>> START AVAILABLE DATA

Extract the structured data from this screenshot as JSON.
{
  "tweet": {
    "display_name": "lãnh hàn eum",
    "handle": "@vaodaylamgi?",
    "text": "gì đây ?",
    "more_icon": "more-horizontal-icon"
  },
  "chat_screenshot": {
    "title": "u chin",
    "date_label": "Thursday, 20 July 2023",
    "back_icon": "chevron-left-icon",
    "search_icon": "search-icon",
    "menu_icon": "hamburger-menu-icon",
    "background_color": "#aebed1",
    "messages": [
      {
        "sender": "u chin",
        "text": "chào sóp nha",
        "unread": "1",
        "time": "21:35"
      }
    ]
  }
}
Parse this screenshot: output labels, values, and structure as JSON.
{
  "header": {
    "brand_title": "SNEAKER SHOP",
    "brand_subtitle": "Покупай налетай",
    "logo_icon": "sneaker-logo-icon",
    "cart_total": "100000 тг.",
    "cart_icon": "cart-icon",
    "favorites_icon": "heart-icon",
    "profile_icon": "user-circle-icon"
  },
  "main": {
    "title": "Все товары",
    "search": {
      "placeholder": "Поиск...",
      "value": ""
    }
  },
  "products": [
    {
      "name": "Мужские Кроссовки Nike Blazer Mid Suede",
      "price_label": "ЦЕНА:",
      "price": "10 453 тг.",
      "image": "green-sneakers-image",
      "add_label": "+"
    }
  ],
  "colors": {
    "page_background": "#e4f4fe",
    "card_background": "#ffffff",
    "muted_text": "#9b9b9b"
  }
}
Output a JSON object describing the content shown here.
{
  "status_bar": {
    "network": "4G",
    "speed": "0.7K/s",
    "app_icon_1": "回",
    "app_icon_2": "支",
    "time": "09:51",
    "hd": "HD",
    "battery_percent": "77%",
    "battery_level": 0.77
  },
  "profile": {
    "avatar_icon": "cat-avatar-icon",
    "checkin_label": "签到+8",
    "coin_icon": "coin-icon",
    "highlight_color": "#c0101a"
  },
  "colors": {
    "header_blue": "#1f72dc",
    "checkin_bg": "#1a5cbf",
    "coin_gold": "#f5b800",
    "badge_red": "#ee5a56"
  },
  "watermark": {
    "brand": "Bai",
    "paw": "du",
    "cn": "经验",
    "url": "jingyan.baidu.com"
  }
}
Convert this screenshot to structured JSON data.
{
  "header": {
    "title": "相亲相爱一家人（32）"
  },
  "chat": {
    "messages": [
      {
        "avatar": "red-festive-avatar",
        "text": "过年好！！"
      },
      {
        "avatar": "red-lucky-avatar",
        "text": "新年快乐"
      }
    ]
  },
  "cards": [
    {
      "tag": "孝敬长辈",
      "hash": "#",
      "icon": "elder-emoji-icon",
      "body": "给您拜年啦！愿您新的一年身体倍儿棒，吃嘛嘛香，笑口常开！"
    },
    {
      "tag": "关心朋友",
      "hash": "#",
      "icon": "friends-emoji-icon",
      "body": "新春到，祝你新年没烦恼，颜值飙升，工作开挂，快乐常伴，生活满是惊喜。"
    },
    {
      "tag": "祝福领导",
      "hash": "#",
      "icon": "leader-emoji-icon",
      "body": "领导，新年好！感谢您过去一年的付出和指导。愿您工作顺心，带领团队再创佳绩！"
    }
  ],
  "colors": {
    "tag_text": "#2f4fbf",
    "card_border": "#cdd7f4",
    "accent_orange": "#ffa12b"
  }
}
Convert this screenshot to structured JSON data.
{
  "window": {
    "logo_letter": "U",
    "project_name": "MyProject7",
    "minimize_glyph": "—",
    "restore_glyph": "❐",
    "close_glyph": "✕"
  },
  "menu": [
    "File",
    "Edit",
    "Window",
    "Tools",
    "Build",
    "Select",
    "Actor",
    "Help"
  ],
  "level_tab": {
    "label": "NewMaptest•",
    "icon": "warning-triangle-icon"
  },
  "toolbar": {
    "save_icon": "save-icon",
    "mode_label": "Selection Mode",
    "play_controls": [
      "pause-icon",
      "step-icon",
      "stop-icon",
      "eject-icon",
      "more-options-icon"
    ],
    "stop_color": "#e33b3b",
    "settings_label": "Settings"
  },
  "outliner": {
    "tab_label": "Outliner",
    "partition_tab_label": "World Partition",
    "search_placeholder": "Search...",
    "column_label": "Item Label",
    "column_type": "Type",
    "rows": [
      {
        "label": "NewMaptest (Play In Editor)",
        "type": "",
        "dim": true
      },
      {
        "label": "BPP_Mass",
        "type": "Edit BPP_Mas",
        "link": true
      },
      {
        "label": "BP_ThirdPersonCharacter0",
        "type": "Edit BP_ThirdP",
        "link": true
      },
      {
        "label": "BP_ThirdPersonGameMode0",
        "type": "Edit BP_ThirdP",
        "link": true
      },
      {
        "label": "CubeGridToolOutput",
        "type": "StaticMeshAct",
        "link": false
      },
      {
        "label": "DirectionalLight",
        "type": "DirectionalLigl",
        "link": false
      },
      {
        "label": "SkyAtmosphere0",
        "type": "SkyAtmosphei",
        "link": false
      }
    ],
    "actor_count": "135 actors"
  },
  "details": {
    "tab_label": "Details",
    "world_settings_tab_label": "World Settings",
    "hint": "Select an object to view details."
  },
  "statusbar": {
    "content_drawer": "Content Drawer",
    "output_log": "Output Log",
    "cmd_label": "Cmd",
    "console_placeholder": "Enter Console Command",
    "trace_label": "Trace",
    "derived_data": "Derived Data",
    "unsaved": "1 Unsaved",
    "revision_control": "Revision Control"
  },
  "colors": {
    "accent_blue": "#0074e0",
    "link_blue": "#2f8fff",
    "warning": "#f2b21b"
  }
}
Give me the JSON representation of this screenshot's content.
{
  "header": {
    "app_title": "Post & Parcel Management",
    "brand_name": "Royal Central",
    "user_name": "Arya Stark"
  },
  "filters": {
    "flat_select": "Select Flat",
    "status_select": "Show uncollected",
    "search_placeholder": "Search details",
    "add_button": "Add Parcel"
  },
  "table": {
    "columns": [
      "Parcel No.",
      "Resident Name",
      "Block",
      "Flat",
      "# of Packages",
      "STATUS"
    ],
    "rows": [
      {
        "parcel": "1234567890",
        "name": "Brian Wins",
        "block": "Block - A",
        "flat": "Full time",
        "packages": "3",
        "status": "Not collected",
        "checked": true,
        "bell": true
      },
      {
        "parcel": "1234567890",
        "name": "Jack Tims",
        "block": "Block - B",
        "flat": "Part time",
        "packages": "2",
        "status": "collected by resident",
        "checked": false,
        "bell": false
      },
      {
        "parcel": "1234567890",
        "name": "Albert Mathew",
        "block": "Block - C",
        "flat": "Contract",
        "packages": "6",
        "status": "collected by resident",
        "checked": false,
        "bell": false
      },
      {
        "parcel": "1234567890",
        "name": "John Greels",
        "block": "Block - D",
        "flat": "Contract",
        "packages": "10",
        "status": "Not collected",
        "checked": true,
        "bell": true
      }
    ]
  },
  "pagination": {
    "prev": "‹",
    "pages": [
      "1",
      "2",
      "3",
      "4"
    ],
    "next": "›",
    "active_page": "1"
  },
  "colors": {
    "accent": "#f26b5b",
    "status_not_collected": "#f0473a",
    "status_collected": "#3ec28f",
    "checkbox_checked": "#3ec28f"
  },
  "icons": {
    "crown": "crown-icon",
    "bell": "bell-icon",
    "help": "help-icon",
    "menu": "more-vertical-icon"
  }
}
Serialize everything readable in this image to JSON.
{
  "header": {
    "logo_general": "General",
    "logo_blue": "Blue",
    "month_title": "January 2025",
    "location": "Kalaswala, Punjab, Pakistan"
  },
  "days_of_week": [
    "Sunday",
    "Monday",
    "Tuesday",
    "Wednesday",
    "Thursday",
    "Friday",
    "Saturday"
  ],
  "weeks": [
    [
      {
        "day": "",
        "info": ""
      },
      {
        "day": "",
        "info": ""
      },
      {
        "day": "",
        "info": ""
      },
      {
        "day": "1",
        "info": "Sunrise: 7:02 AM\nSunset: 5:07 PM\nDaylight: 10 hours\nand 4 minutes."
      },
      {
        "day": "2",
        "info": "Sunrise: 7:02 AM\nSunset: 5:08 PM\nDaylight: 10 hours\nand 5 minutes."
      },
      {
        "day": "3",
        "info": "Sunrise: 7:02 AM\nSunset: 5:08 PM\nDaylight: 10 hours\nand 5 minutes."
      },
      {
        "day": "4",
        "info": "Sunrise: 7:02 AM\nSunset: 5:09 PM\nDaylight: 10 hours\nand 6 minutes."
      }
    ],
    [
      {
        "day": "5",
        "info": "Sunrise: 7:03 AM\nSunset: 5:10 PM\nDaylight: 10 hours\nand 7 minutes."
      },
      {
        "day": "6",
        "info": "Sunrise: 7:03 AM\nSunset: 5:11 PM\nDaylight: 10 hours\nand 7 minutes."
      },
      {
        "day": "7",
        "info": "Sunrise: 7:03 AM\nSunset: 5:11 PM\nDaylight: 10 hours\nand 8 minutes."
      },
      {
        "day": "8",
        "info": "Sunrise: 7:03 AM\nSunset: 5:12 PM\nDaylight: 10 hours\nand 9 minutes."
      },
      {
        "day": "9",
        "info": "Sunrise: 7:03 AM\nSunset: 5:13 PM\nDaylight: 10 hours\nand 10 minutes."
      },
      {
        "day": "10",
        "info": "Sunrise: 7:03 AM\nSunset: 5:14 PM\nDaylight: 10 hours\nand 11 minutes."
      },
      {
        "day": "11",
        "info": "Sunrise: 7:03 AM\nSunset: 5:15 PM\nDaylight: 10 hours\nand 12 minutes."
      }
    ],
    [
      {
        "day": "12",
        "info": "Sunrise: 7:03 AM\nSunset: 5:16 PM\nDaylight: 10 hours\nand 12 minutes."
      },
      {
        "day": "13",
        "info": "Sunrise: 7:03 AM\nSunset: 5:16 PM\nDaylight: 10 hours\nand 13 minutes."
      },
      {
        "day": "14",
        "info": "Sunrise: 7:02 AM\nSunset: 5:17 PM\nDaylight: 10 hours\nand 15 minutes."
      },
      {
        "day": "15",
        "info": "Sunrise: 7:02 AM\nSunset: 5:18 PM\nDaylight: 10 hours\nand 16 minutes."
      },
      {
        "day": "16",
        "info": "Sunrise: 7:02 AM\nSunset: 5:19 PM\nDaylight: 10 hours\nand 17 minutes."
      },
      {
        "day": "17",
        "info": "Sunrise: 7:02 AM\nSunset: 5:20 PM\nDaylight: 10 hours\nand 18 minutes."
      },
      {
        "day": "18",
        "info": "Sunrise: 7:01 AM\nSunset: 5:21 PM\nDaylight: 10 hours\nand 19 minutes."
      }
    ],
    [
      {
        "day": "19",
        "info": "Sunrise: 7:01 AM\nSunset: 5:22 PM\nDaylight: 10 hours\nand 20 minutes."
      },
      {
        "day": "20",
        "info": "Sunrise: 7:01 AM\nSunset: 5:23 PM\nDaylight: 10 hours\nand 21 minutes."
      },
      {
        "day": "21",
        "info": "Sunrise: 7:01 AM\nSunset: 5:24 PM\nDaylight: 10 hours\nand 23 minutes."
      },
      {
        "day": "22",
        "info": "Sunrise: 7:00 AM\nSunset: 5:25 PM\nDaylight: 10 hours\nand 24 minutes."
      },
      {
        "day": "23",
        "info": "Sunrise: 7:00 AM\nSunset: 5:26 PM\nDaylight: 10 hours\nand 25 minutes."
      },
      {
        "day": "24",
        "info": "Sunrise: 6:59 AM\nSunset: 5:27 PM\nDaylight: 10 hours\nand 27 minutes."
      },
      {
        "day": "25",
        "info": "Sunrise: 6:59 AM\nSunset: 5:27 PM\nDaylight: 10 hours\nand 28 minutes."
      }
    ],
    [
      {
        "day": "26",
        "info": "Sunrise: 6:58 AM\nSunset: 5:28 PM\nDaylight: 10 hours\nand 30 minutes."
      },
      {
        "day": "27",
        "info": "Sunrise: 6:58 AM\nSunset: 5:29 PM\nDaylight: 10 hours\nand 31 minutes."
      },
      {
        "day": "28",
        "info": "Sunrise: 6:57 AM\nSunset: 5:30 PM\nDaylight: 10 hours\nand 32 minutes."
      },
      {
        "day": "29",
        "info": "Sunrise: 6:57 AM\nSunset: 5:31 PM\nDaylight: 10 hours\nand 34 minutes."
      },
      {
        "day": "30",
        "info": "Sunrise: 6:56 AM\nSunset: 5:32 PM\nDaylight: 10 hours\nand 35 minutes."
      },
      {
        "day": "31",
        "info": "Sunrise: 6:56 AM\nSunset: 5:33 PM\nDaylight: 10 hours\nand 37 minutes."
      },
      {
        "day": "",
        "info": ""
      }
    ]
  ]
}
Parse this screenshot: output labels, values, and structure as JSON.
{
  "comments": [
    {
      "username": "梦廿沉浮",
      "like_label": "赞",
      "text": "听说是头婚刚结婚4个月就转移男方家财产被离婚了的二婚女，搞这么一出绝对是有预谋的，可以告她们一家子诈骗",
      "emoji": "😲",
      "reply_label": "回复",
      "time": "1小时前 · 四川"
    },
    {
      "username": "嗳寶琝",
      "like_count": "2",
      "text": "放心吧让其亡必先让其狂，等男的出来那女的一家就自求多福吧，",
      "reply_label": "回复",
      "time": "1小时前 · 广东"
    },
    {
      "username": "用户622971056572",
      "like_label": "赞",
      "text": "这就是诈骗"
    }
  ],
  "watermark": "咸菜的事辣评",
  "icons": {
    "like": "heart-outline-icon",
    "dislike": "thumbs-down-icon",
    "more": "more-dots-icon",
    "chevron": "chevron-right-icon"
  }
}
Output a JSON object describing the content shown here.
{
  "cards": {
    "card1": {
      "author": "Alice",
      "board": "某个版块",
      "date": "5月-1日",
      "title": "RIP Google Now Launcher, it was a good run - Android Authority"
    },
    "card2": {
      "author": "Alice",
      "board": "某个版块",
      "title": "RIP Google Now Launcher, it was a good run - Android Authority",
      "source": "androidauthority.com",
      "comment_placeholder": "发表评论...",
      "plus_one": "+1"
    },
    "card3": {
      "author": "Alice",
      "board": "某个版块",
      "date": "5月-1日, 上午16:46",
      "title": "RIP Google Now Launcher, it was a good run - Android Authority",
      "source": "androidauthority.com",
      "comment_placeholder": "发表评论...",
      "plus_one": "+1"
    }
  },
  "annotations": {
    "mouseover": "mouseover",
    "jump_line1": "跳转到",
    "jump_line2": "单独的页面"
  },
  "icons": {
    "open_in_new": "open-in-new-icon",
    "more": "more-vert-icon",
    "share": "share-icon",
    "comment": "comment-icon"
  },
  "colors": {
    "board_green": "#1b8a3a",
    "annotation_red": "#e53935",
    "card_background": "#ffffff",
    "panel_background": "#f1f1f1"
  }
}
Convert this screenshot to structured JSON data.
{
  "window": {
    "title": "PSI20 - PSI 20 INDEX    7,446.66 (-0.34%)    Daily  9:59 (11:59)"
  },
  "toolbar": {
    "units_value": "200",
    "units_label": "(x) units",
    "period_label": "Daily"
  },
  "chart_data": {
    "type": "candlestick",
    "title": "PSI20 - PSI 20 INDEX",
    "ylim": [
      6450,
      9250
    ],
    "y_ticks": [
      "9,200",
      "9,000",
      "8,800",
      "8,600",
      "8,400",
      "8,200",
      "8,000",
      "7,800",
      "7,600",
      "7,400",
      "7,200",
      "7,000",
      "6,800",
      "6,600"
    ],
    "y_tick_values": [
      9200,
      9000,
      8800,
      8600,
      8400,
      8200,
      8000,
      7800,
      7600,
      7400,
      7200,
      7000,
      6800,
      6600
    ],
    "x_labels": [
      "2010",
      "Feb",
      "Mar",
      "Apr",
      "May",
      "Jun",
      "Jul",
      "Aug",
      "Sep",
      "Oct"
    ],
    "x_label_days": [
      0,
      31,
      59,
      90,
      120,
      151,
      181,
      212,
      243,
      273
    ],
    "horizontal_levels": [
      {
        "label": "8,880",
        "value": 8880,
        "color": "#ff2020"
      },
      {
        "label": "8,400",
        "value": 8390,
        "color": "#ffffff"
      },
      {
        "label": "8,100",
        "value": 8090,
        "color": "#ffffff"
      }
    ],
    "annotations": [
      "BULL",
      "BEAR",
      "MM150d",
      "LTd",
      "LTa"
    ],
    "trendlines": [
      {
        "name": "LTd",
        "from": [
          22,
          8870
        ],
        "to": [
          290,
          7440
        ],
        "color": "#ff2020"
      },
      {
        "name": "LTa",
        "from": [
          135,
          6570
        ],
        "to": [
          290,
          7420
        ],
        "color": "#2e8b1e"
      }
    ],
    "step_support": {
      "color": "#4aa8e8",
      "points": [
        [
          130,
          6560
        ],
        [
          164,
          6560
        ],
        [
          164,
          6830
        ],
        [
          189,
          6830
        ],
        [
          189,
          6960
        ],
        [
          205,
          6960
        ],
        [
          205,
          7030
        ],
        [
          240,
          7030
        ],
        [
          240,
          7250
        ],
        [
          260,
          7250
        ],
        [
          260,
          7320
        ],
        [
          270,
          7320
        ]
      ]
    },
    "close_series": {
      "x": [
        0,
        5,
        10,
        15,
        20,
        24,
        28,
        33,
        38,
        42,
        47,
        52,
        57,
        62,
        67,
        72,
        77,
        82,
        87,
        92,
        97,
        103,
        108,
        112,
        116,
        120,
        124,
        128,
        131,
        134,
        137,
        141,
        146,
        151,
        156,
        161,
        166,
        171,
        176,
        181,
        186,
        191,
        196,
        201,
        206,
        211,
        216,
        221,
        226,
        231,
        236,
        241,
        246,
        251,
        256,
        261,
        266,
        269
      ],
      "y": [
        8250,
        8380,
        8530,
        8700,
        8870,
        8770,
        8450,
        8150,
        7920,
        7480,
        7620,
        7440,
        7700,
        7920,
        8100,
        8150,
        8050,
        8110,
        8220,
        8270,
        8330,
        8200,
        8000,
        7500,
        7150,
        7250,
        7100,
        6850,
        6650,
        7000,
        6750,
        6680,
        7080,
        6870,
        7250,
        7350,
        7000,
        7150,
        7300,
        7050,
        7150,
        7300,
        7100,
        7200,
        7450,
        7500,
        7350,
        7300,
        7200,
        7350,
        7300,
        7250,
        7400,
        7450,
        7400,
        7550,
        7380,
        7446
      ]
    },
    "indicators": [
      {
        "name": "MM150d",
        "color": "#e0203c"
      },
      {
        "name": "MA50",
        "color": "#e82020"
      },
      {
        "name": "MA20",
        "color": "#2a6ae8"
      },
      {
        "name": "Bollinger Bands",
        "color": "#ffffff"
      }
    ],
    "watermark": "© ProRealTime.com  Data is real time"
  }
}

>> END AVAILABLE DATA

→ **WORK REQUIRED**: Your reply is one number: how many lines of the records above contain the word "emoji".

→ **REPLY TO THE EXERCISE**: 4